(Records about charts and figures)
■ ■ ■
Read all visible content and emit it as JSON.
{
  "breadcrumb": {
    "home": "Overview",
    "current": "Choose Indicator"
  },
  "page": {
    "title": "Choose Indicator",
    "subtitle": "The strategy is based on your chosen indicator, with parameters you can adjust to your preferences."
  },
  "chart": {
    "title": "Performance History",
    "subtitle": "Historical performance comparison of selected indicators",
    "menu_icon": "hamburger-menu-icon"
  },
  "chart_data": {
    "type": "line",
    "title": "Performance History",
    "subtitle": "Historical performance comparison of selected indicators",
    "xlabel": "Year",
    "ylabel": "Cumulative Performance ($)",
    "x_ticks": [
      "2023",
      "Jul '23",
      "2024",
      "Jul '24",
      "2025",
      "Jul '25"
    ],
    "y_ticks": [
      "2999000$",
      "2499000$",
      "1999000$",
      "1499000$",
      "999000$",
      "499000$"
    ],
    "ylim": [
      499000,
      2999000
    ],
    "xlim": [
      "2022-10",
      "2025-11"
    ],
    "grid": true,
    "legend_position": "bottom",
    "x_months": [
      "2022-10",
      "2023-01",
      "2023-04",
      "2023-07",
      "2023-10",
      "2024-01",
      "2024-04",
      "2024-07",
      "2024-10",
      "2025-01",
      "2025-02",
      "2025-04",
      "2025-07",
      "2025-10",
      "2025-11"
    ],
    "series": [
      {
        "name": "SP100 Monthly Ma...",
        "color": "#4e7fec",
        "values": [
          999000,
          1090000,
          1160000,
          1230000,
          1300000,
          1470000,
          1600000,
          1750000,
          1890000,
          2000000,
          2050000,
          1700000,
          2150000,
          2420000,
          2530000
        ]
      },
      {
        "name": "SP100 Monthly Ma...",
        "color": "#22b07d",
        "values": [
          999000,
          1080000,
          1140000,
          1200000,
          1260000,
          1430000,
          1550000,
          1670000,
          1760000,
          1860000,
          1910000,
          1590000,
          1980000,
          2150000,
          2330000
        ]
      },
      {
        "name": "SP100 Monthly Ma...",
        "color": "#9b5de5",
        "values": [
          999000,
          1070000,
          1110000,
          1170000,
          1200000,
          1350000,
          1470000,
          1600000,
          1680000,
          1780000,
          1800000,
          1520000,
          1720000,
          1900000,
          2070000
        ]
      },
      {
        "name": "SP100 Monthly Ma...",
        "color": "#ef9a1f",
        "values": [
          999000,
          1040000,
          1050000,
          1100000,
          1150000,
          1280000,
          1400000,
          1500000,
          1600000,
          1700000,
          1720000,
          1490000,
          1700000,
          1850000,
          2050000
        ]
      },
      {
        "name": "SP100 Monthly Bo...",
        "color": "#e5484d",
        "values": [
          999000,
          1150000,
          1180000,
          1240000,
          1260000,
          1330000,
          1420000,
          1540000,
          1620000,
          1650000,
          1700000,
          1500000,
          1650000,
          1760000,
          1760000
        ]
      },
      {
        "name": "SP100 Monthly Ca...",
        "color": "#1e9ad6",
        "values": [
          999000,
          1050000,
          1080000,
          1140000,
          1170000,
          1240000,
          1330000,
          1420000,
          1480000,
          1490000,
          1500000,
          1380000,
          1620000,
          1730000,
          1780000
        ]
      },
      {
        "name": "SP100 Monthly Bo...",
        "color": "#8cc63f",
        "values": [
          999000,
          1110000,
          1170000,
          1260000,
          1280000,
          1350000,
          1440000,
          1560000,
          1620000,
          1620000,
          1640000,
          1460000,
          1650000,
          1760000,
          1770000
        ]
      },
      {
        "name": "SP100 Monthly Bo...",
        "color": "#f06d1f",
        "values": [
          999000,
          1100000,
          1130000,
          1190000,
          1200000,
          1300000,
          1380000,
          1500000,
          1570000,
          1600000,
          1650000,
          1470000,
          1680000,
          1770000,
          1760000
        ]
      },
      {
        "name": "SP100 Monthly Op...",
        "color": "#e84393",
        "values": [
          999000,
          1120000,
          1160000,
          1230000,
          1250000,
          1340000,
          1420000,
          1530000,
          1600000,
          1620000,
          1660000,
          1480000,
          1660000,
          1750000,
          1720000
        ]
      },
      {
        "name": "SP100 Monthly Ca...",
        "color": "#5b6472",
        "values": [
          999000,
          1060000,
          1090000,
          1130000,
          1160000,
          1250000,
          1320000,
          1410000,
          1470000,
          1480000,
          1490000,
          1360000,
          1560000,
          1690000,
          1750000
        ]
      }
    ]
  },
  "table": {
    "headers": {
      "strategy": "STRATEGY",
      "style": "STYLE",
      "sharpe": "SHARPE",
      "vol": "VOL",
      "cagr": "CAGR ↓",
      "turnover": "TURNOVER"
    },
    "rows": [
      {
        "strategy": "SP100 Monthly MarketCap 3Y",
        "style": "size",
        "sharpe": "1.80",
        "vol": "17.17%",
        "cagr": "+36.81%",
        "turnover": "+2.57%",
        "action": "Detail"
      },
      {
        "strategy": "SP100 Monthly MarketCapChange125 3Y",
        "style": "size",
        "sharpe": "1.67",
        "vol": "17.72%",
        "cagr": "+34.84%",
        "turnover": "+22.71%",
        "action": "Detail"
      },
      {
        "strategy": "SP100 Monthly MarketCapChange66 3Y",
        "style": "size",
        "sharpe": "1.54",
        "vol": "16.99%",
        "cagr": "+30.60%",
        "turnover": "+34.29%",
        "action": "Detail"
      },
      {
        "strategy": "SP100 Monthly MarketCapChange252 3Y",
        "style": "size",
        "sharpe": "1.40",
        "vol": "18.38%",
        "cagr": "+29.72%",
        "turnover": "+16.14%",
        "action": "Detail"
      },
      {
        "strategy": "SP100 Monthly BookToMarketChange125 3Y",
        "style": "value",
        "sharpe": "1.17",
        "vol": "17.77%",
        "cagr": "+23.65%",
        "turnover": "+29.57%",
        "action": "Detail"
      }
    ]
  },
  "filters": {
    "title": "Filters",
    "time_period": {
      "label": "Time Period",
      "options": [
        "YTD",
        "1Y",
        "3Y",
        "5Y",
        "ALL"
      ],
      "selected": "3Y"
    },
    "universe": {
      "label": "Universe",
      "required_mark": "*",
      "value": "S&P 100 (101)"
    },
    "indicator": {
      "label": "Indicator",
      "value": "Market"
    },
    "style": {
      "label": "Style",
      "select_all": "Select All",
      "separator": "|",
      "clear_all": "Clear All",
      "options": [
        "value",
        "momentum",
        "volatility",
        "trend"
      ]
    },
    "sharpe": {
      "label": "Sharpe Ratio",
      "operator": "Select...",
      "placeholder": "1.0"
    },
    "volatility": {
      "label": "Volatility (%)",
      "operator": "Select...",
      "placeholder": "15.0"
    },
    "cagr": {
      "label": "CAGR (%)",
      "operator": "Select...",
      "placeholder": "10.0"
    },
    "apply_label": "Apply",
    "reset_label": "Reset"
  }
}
■ ■ ■
[Short exercise] Every entry above should be retyped exactly as shown.

[Reply to the task]
Read all visible content and emit it as JSON.
{
  "breadcrumb": {
    "home": "Overview",
    "current": "Choose Indicator"
  },
  "page": {
    "title": "Choose Indicator",
    "subtitle": "The strategy is based on your chosen indicator, with parameters you can adjust to your preferences."
  },
  "chart": {
    "title": "Performance History",
    "subtitle": "Historical performance comparison of selected indicators",
    "menu_icon": "hamburger-menu-icon"
  },
  "chart_data": {
    "type": "line",
    "title": "Performance History",
    "subtitle": "Historical performance comparison of selected indicators",
    "xlabel": "Year",
    "ylabel": "Cumulative Performance ($)",
    "x_ticks": [
      "2023",
      "Jul '23",
      "2024",
      "Jul '24",
      "2025",
      "Jul '25"
    ],
    "y_ticks": [
      "2999000$",
      "2499000$",
      "1999000$",
      "1499000$",
      "999000$",
      "499000$"
    ],
    "ylim": [
      499000,
      2999000
    ],
    "xlim": [
      "2022-10",
      "2025-11"
    ],
    "grid": true,
    "legend_position": "bottom",
    "x_months": [
      "2022-10",
      "2023-01",
      "2023-04",
      "2023-07",
      "2023-10",
      "2024-01",
      "2024-04",
      "2024-07",
      "2024-10",
      "2025-01",
      "2025-02",
      "2025-04",
      "2025-07",
      "2025-10",
      "2025-11"
    ],
    "series": [
      {
        "name": "SP100 Monthly Ma...",
        "color": "#4e7fec",
        "values": [
          999000,
          1090000,
          1160000,
          1230000,
          1300000,
          1470000,
          1600000,
          1750000,
          1890000,
          2000000,
          2050000,
          1700000,
          2150000,
          2420000,
          2530000
        ]
      },
      {
        "name": "SP100 Monthly Ma...",
        "color": "#22b07d",
        "values": [
          999000,
          1080000,
          1140000,
          1200000,
          1260000,
          1430000,
          1550000,
          1670000,
          1760000,
          1860000,
          1910000,
          1590000,
          1980000,
          2150000,
          2330000
        ]
      },
      {
        "name": "SP100 Monthly Ma...",
        "color": "#9b5de5",
        "values": [
          999000,
          1070000,
          1110000,
          1170000,
          1200000,
          1350000,
          1470000,
          1600000,
          1680000,
          1780000,
          1800000,
          1520000,
          1720000,
          1900000,
          2070000
        ]
      },
      {
        "name": "SP100 Monthly Ma...",
        "color": "#ef9a1f",
        "values": [
          999000,
          1040000,
          1050000,
          1100000,
          1150000,
          1280000,
          1400000,
          1500000,
          1600000,
          1700000,
          1720000,
          1490000,
          1700000,
          1850000,
          2050000
        ]
      },
      {
        "name": "SP100 Monthly Bo...",
        "color": "#e5484d",
        "values": [
          999000,
          1150000,
          1180000,
          1240000,
          1260000,
          1330000,
          1420000,
          1540000,
          1620000,
          1650000,
          1700000,
          1500000,
          1650000,
          1760000,
          1760000
        ]
      },
      {
        "name": "SP100 Monthly Ca...",
        "color": "#1e9ad6",
        "values": [
          999000,
          1050000,
          1080000,
          1140000,
          1170000,
          1240000,
          1330000,
          1420000,
          1480000,
          1490000,
          1500000,
          1380000,
          1620000,
          1730000,
          1780000
        ]
      },
      {
        "name": "SP100 Monthly Bo...",
        "color": "#8cc63f",
        "values": [
          999000,
          1110000,
          1170000,
          1260000,
          1280000,
          1350000,
          1440000,
          1560000,
          1620000,
          1620000,
          1640000,
          1460000,
          1650000,
          1760000,
          1770000
        ]
      },
      {
        "name": "SP100 Monthly Bo...",
        "color": "#f06d1f",
        "values": [
          999000,
          1100000,
          1130000,
          1190000,
          1200000,
          1300000,
          1380000,
          1500000,
          1570000,
          1600000,
          1650000,
          1470000,
          1680000,
          1770000,
          1760000
        ]
      },
      {
        "name": "SP100 Monthly Op...",
        "color": "#e84393",
        "values": [
          999000,
          1120000,
          1160000,
          1230000,
          1250000,
          1340000,
          1420000,
          1530000,
          1600000,
          1620000,
          1660000,
          1480000,
          1660000,
          1750000,
          1720000
        ]
      },
      {
        "name": "SP100 Monthly Ca...",
        "color": "#5b6472",
        "values": [
          999000,
          1060000,
          1090000,
          1130000,
          1160000,
          1250000,
          1320000,
          1410000,
          1470000,
          1480000,
          1490000,
          1360000,
          1560000,
          1690000,
          1750000
        ]
      }
    ]
  },
  "table": {
    "headers": {
      "strategy": "STRATEGY",
      "style": "STYLE",
      "sharpe": "SHARPE",
      "vol": "VOL",
      "cagr": "CAGR ↓",
      "turnover": "TURNOVER"
    },
    "rows": [
      {
        "strategy": "SP100 Monthly MarketCap 3Y",
        "style": "size",
        "sharpe": "1.80",
        "vol": "17.17%",
        "cagr": "+36.81%",
        "turnover": "+2.57%",
        "action": "Detail"
      },
      {
        "strategy": "SP100 Monthly MarketCapChange125 3Y",
        "style": "size",
        "sharpe": "1.67",
        "vol": "17.72%",
        "cagr": "+34.84%",
        "turnover": "+22.71%",
        "action": "Detail"
      },
      {
        "strategy": "SP100 Monthly MarketCapChange66 3Y",
        "style": "size",
        "sharpe": "1.54",
        "vol": "16.99%",
        "cagr": "+30.60%",
        "turnover": "+34.29%",
        "action": "Detail"
      },
      {
        "strategy": "SP100 Monthly MarketCapChange252 3Y",
        "style": "size",
        "sharpe": "1.40",
        "vol": "18.38%",
        "cagr": "+29.72%",
        "turnover": "+16.14%",
        "action": "Detail"
      },
      {
        "strategy": "SP100 Monthly BookToMarketChange125 3Y",
        "style": "value",
        "sharpe": "1.17",
        "vol": "17.77%",
        "cagr": "+23.65%",
        "turnover": "+29.57%",
        "action": "Detail"
      }
    ]
  },
  "filters": {
    "title": "Filters",
    "time_period": {
      "label": "Time Period",
      "options": [
        "YTD",
        "1Y",
        "3Y",
        "5Y",
        "ALL"
      ],
      "selected": "3Y"
    },
    "universe": {
      "label": "Universe",
      "required_mark": "*",
      "value": "S&P 100 (101)"
    },
    "indicator": {
      "label": "Indicator",
      "value": "Market"
    },
    "style": {
      "label": "Style",
      "select_all": "Select All",
      "separator": "|",
      "clear_all": "Clear All",
      "options": [
        "value",
        "momentum",
        "volatility",
        "trend"
      ]
    },
    "sharpe": {
      "label": "Sharpe Ratio",
      "operator": "Select...",
      "placeholder": "1.0"
    },
    "volatility": {
      "label": "Volatility (%)",
      "operator": "Select...",
      "placeholder": "15.0"
    },
    "cagr": {
      "label": "CAGR (%)",
      "operator": "Select...",
      "placeholder": "10.0"
    },
    "apply_label": "Apply",
    "reset_label": "Reset"
  }
}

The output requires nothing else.